▶ **Work required**: Filter the listing and keep only the lines with the word "Price".

▶ **Exercise data**:
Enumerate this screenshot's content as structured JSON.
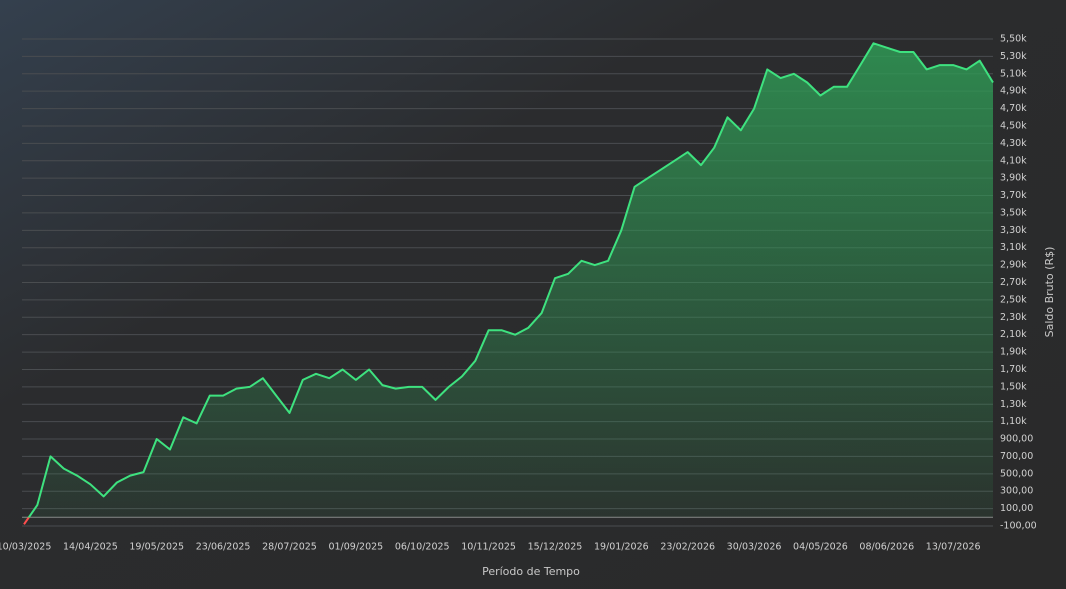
{
  "chart_data": {
    "type": "area-line",
    "x_label": "Período de Tempo",
    "y_label": "Saldo Bruto (R$)",
    "categories": [
      "10/03/2025",
      null,
      null,
      null,
      null,
      "14/04/2025",
      null,
      null,
      null,
      null,
      "19/05/2025",
      null,
      null,
      null,
      null,
      "23/06/2025",
      null,
      null,
      null,
      null,
      "28/07/2025",
      null,
      null,
      null,
      null,
      "01/09/2025",
      null,
      null,
      null,
      null,
      "06/10/2025",
      null,
      null,
      null,
      null,
      "10/11/2025",
      null,
      null,
      null,
      null,
      "15/12/2025",
      null,
      null,
      null,
      null,
      "19/01/2026",
      null,
      null,
      null,
      null,
      "23/02/2026",
      null,
      null,
      null,
      null,
      "30/03/2026",
      null,
      null,
      null,
      null,
      "04/05/2026",
      null,
      null,
      null,
      null,
      "08/06/2026",
      null,
      null,
      null,
      null,
      "13/07/2026",
      null,
      null,
      null
    ],
    "values": [
      -80,
      140,
      700,
      560,
      480,
      380,
      240,
      400,
      480,
      520,
      900,
      780,
      1150,
      1080,
      1400,
      1400,
      1480,
      1500,
      1600,
      1400,
      1200,
      1580,
      1650,
      1600,
      1700,
      1580,
      1700,
      1520,
      1480,
      1500,
      1500,
      1350,
      1500,
      1620,
      1800,
      2150,
      2150,
      2100,
      2180,
      2350,
      2750,
      2800,
      2950,
      2900,
      2950,
      3300,
      3800,
      3900,
      4000,
      4100,
      4200,
      4050,
      4250,
      4600,
      4450,
      4700,
      5150,
      5050,
      5100,
      5000,
      4850,
      4950,
      4950,
      5200,
      5450,
      5400,
      5350,
      5350,
      5150,
      5200,
      5200,
      5150,
      5250,
      5000
    ],
    "ylim": [
      -100,
      5500
    ],
    "yticks": [
      {
        "value": -100,
        "label": "-100,00"
      },
      {
        "value": 100,
        "label": "100,00"
      },
      {
        "value": 300,
        "label": "300,00"
      },
      {
        "value": 500,
        "label": "500,00"
      },
      {
        "value": 700,
        "label": "700,00"
      },
      {
        "value": 900,
        "label": "900,00"
      },
      {
        "value": 1100,
        "label": "1,10k"
      },
      {
        "value": 1300,
        "label": "1,30k"
      },
      {
        "value": 1500,
        "label": "1,50k"
      },
      {
        "value": 1700,
        "label": "1,70k"
      },
      {
        "value": 1900,
        "label": "1,90k"
      },
      {
        "value": 2100,
        "label": "2,10k"
      },
      {
        "value": 2300,
        "label": "2,30k"
      },
      {
        "value": 2500,
        "label": "2,50k"
      },
      {
        "value": 2700,
        "label": "2,70k"
      },
      {
        "value": 2900,
        "label": "2,90k"
      },
      {
        "value": 3100,
        "label": "3,10k"
      },
      {
        "value": 3300,
        "label": "3,30k"
      },
      {
        "value": 3500,
        "label": "3,50k"
      },
      {
        "value": 3700,
        "label": "3,70k"
      },
      {
        "value": 3900,
        "label": "3,90k"
      },
      {
        "value": 4100,
        "label": "4,10k"
      },
      {
        "value": 4300,
        "label": "4,30k"
      },
      {
        "value": 4500,
        "label": "4,50k"
      },
      {
        "value": 4700,
        "label": "4,70k"
      },
      {
        "value": 4900,
        "label": "4,90k"
      },
      {
        "value": 5100,
        "label": "5,10k"
      },
      {
        "value": 5300,
        "label": "5,30k"
      },
      {
        "value": 5500,
        "label": "5,50k"
      }
    ],
    "grid": true,
    "line_color": "#3ee27f",
    "fill_color": "#2f9a55",
    "negative_color": "#ff4d4d"
  }
}
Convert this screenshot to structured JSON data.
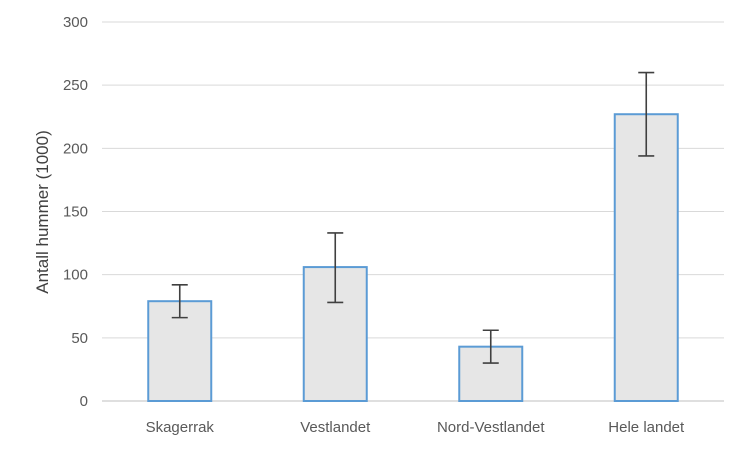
{
  "chart_data": {
    "type": "bar",
    "title": "",
    "xlabel": "",
    "ylabel": "Antall hummer (1000)",
    "categories": [
      "Skagerrak",
      "Vestlandet",
      "Nord-Vestlandet",
      "Hele landet"
    ],
    "values": [
      79,
      106,
      43,
      227
    ],
    "error_low": [
      66,
      78,
      30,
      194
    ],
    "error_high": [
      92,
      133,
      56,
      260
    ],
    "ylim": [
      0,
      300
    ],
    "yticks": [
      "0",
      "50",
      "100",
      "150",
      "200",
      "250",
      "300"
    ],
    "grid": true,
    "legend": "none",
    "colors": {
      "bar_fill": "#e6e6e6",
      "bar_stroke": "#5b9bd5",
      "error_bar": "#404040",
      "grid": "#d9d9d9",
      "axis": "#bfbfbf"
    }
  }
}
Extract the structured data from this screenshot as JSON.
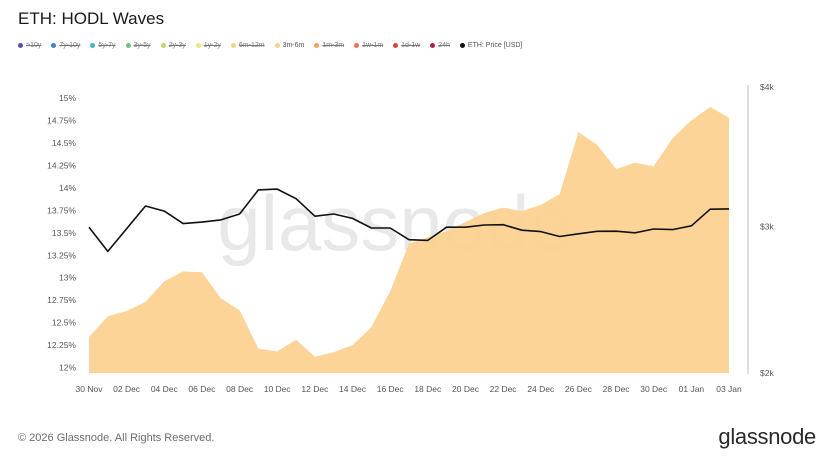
{
  "header": {
    "title": "ETH: HODL Waves"
  },
  "legend": [
    {
      "label": ">10y",
      "color": "#5b4db0",
      "active": false
    },
    {
      "label": "7y-10y",
      "color": "#3f7fd6",
      "active": false
    },
    {
      "label": "5y-7y",
      "color": "#3fb5c8",
      "active": false
    },
    {
      "label": "3y-5y",
      "color": "#6cc57a",
      "active": false
    },
    {
      "label": "2y-3y",
      "color": "#b8d86b",
      "active": false
    },
    {
      "label": "1y-2y",
      "color": "#efe67a",
      "active": false
    },
    {
      "label": "6m-12m",
      "color": "#f5d38a",
      "active": false
    },
    {
      "label": "3m-6m",
      "color": "#fdd08e",
      "active": true
    },
    {
      "label": "1m-3m",
      "color": "#f7a25c",
      "active": false
    },
    {
      "label": "1w-1m",
      "color": "#ef7050",
      "active": false
    },
    {
      "label": "1d-1w",
      "color": "#e0433f",
      "active": false
    },
    {
      "label": "24h",
      "color": "#b51f3c",
      "active": false
    },
    {
      "label": "ETH: Price [USD]",
      "color": "#111111",
      "active": true
    }
  ],
  "chart_data": {
    "type": "area",
    "title": "ETH: HODL Waves",
    "watermark": "glassnode",
    "x": [
      "30 Nov",
      "01 Dec",
      "02 Dec",
      "03 Dec",
      "04 Dec",
      "05 Dec",
      "06 Dec",
      "07 Dec",
      "08 Dec",
      "09 Dec",
      "10 Dec",
      "11 Dec",
      "12 Dec",
      "13 Dec",
      "14 Dec",
      "15 Dec",
      "16 Dec",
      "17 Dec",
      "18 Dec",
      "19 Dec",
      "20 Dec",
      "21 Dec",
      "22 Dec",
      "23 Dec",
      "24 Dec",
      "25 Dec",
      "26 Dec",
      "27 Dec",
      "28 Dec",
      "29 Dec",
      "30 Dec",
      "31 Dec",
      "01 Jan",
      "02 Jan",
      "03 Jan"
    ],
    "x_tick_labels": [
      "30 Nov",
      "02 Dec",
      "04 Dec",
      "06 Dec",
      "08 Dec",
      "10 Dec",
      "12 Dec",
      "14 Dec",
      "16 Dec",
      "18 Dec",
      "20 Dec",
      "22 Dec",
      "24 Dec",
      "26 Dec",
      "28 Dec",
      "30 Dec",
      "01 Jan",
      "03 Jan"
    ],
    "y_left": {
      "ticks": [
        "12%",
        "12.25%",
        "12.5%",
        "12.75%",
        "13%",
        "13.25%",
        "13.5%",
        "13.75%",
        "14%",
        "14.25%",
        "14.5%",
        "14.75%",
        "15%"
      ],
      "range": [
        11.94,
        15.2
      ]
    },
    "y_right": {
      "ticks": [
        "$2k",
        "$3k",
        "$4k"
      ],
      "range": [
        2000,
        4000
      ]
    },
    "series": [
      {
        "name": "3m-6m",
        "type": "area",
        "axis": "left",
        "color": "#fdd08e",
        "values": [
          12.34,
          12.57,
          12.63,
          12.73,
          12.96,
          13.07,
          13.06,
          12.77,
          12.64,
          12.21,
          12.18,
          12.31,
          12.12,
          12.17,
          12.25,
          12.45,
          12.85,
          13.38,
          13.45,
          13.52,
          13.62,
          13.72,
          13.78,
          13.74,
          13.81,
          13.93,
          14.62,
          14.48,
          14.21,
          14.28,
          14.24,
          14.55,
          14.75,
          14.9,
          14.78
        ]
      },
      {
        "name": "ETH: Price [USD]",
        "type": "line",
        "axis": "right",
        "color": "#111111",
        "values": [
          2995,
          2830,
          2985,
          3140,
          3105,
          3020,
          3030,
          3045,
          3085,
          3250,
          3255,
          3190,
          3070,
          3085,
          3055,
          2990,
          2990,
          2910,
          2905,
          2995,
          2995,
          3010,
          3012,
          2975,
          2965,
          2932,
          2950,
          2967,
          2968,
          2957,
          2983,
          2979,
          3005,
          3118,
          3120
        ]
      }
    ]
  },
  "footer": {
    "copyright": "© 2026 Glassnode. All Rights Reserved.",
    "brand": "glassnode"
  }
}
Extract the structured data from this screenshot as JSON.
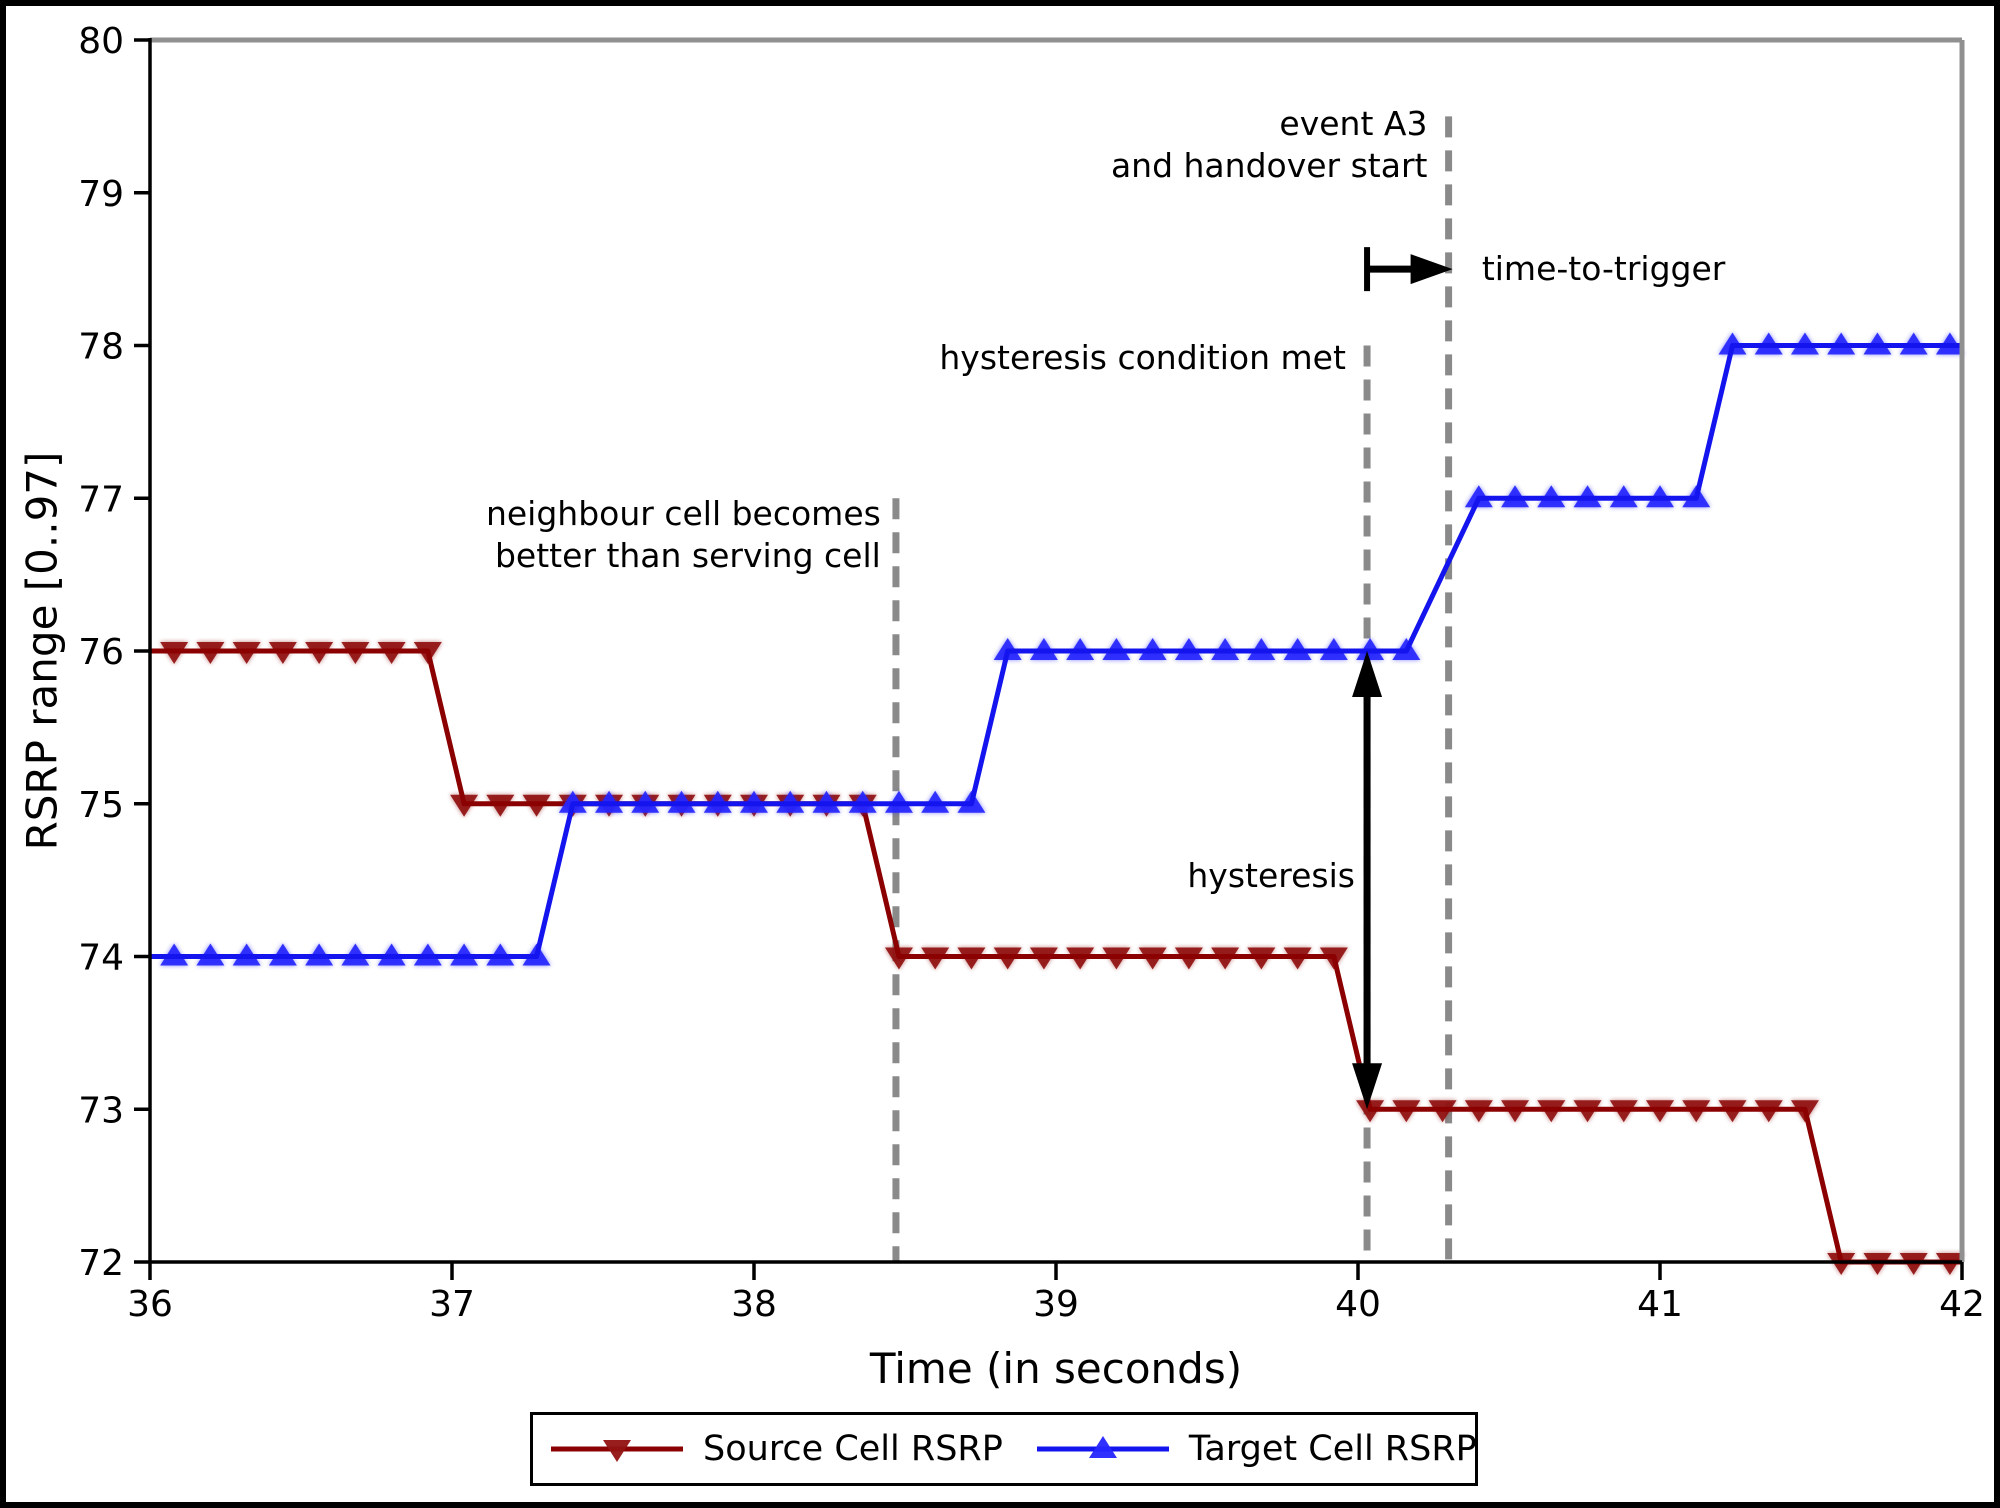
{
  "chart_data": {
    "type": "line",
    "xlabel": "Time (in seconds)",
    "ylabel": "RSRP range [0..97]",
    "xlim": [
      36,
      42
    ],
    "ylim": [
      72,
      80
    ],
    "x_ticks": [
      36,
      37,
      38,
      39,
      40,
      41,
      42
    ],
    "y_ticks": [
      72,
      73,
      74,
      75,
      76,
      77,
      78,
      79,
      80
    ],
    "grid": false,
    "legend_position": "below-outside",
    "sampling": {
      "start": 36.08,
      "interval": 0.12
    },
    "series": [
      {
        "id": "source-cell",
        "name": "Source Cell RSRP",
        "color": "#8b0000",
        "marker_color": "#921212",
        "marker": "triangle-down",
        "steps": [
          {
            "start": 36.0,
            "end": 36.92,
            "value": 76
          },
          {
            "start": 37.04,
            "end": 38.36,
            "value": 75
          },
          {
            "start": 38.48,
            "end": 39.92,
            "value": 74
          },
          {
            "start": 40.04,
            "end": 41.48,
            "value": 73
          },
          {
            "start": 41.6,
            "end": 42.0,
            "value": 72
          }
        ]
      },
      {
        "id": "target-cell",
        "name": "Target Cell RSRP",
        "color": "#1414ee",
        "marker_color": "#2626ff",
        "marker": "triangle-up",
        "steps": [
          {
            "start": 36.0,
            "end": 37.28,
            "value": 74
          },
          {
            "start": 37.4,
            "end": 38.72,
            "value": 75
          },
          {
            "start": 38.84,
            "end": 40.16,
            "value": 76
          },
          {
            "start": 40.4,
            "end": 41.12,
            "value": 77
          },
          {
            "start": 41.24,
            "end": 42.0,
            "value": 78
          }
        ]
      }
    ],
    "vlines": [
      {
        "id": "neighbour-better",
        "x": 38.47,
        "y_from": 72,
        "y_to": 77.0,
        "color": "#8a8a8a"
      },
      {
        "id": "hysteresis-met",
        "x": 40.03,
        "y_from": 72,
        "y_to": 78.0,
        "color": "#8a8a8a"
      },
      {
        "id": "event-a3",
        "x": 40.3,
        "y_from": 72,
        "y_to": 79.5,
        "color": "#8a8a8a"
      }
    ],
    "annotations": [
      {
        "id": "event-a3-label",
        "lines": [
          "event A3",
          "and handover start"
        ],
        "x": 40.23,
        "y": 79.45,
        "align": "right"
      },
      {
        "id": "time-to-trigger-label",
        "lines": [
          "time-to-trigger"
        ],
        "x": 40.41,
        "y": 78.5,
        "align": "left"
      },
      {
        "id": "hysteresis-met-label",
        "lines": [
          "hysteresis condition met"
        ],
        "x": 39.96,
        "y": 77.92,
        "align": "right"
      },
      {
        "id": "neighbour-better-label",
        "lines": [
          "neighbour cell becomes",
          "better than serving cell"
        ],
        "x": 38.42,
        "y": 76.9,
        "align": "right"
      },
      {
        "id": "hysteresis-label",
        "lines": [
          "hysteresis"
        ],
        "x": 39.99,
        "y": 74.53,
        "align": "right"
      }
    ],
    "arrows": [
      {
        "id": "hysteresis-arrow",
        "type": "double-vertical",
        "x": 40.03,
        "y_from": 73,
        "y_to": 76,
        "color": "#000000"
      },
      {
        "id": "time-to-trigger-arrow",
        "type": "bar-right",
        "x_from": 40.03,
        "x_to": 40.3,
        "y": 78.5,
        "color": "#000000"
      }
    ],
    "spine_colors": {
      "left": "#000000",
      "bottom": "#000000",
      "top": "#909090",
      "right": "#909090"
    }
  }
}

▶ **Output for this exercise**:
      "label": "ETH: Price [USD]",
        "name": "ETH: Price [USD]",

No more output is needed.